Material provided start
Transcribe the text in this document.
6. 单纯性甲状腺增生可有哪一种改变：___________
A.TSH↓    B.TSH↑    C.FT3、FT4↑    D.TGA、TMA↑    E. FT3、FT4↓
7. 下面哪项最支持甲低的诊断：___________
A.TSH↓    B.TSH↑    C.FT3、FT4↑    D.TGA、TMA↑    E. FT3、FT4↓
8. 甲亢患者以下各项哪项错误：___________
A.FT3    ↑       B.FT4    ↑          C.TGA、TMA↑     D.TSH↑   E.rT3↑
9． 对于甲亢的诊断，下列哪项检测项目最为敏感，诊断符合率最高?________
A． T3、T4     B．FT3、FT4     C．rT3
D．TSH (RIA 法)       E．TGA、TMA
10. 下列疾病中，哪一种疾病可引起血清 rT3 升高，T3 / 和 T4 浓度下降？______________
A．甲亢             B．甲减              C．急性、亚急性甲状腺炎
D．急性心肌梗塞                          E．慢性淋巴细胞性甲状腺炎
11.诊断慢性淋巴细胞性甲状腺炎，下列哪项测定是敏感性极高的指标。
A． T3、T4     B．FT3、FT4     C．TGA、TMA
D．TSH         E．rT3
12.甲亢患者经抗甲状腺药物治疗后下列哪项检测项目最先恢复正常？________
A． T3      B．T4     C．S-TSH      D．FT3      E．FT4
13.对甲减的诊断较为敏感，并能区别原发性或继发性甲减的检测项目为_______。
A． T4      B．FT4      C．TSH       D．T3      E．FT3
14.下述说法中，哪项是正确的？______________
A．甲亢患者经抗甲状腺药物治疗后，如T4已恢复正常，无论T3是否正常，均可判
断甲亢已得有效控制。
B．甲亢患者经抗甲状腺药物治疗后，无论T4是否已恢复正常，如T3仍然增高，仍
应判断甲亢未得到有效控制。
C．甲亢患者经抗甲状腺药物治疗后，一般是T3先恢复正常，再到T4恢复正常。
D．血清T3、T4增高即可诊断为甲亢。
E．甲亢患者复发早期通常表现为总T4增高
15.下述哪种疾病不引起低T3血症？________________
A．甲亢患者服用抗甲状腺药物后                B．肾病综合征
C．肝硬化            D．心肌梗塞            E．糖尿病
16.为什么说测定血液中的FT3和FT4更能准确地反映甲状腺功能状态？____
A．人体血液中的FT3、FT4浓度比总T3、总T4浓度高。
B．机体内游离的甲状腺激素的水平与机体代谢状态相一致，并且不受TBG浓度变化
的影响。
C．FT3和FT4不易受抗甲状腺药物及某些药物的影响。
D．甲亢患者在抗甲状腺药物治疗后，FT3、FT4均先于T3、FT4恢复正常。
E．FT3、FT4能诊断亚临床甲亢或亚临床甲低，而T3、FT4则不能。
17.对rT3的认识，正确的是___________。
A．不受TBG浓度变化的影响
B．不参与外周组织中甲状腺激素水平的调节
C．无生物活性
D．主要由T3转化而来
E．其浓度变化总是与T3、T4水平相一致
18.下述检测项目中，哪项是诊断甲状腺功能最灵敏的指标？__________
Material provided end
Exercise: Reproduce every line above without error.

Reply to the task:
Transcribe the text in this document.
6. 单纯性甲状腺增生可有哪一种改变：___________
A.TSH↓    B.TSH↑    C.FT3、FT4↑    D.TGA、TMA↑    E. FT3、FT4↓
7. 下面哪项最支持甲低的诊断：___________
A.TSH↓    B.TSH↑    C.FT3、FT4↑    D.TGA、TMA↑    E. FT3、FT4↓
8. 甲亢患者以下各项哪项错误：___________
A.FT3    ↑       B.FT4    ↑          C.TGA、TMA↑     D.TSH↑   E.rT3↑
9． 对于甲亢的诊断，下列哪项检测项目最为敏感，诊断符合率最高?________
A． T3、T4     B．FT3、FT4     C．rT3
D．TSH (RIA 法)       E．TGA、TMA
10. 下列疾病中，哪一种疾病可引起血清 rT3 升高，T3 / 和 T4 浓度下降？______________
A．甲亢             B．甲减              C．急性、亚急性甲状腺炎
D．急性心肌梗塞                          E．慢性淋巴细胞性甲状腺炎
11.诊断慢性淋巴细胞性甲状腺炎，下列哪项测定是敏感性极高的指标。
A． T3、T4     B．FT3、FT4     C．TGA、TMA
D．TSH         E．rT3
12.甲亢患者经抗甲状腺药物治疗后下列哪项检测项目最先恢复正常？________
A． T3      B．T4     C．S-TSH      D．FT3      E．FT4
13.对甲减的诊断较为敏感，并能区别原发性或继发性甲减的检测项目为_______。
A． T4      B．FT4      C．TSH       D．T3      E．FT3
14.下述说法中，哪项是正确的？______________
A．甲亢患者经抗甲状腺药物治疗后，如T4已恢复正常，无论T3是否正常，均可判
断甲亢已得有效控制。
B．甲亢患者经抗甲状腺药物治疗后，无论T4是否已恢复正常，如T3仍然增高，仍
应判断甲亢未得到有效控制。
C．甲亢患者经抗甲状腺药物治疗后，一般是T3先恢复正常，再到T4恢复正常。
D．血清T3、T4增高即可诊断为甲亢。
E．甲亢患者复发早期通常表现为总T4增高
15.下述哪种疾病不引起低T3血症？________________
A．甲亢患者服用抗甲状腺药物后                B．肾病综合征
C．肝硬化            D．心肌梗塞            E．糖尿病
16.为什么说测定血液中的FT3和FT4更能准确地反映甲状腺功能状态？____
A．人体血液中的FT3、FT4浓度比总T3、总T4浓度高。
B．机体内游离的甲状腺激素的水平与机体代谢状态相一致，并且不受TBG浓度变化
的影响。
C．FT3和FT4不易受抗甲状腺药物及某些药物的影响。
D．甲亢患者在抗甲状腺药物治疗后，FT3、FT4均先于T3、FT4恢复正常。
E．FT3、FT4能诊断亚临床甲亢或亚临床甲低，而T3、FT4则不能。
17.对rT3的认识，正确的是___________。
A．不受TBG浓度变化的影响
B．不参与外周组织中甲状腺激素水平的调节
C．无生物活性
D．主要由T3转化而来
E．其浓度变化总是与T3、T4水平相一致
18.下述检测项目中，哪项是诊断甲状腺功能最灵敏的指标？__________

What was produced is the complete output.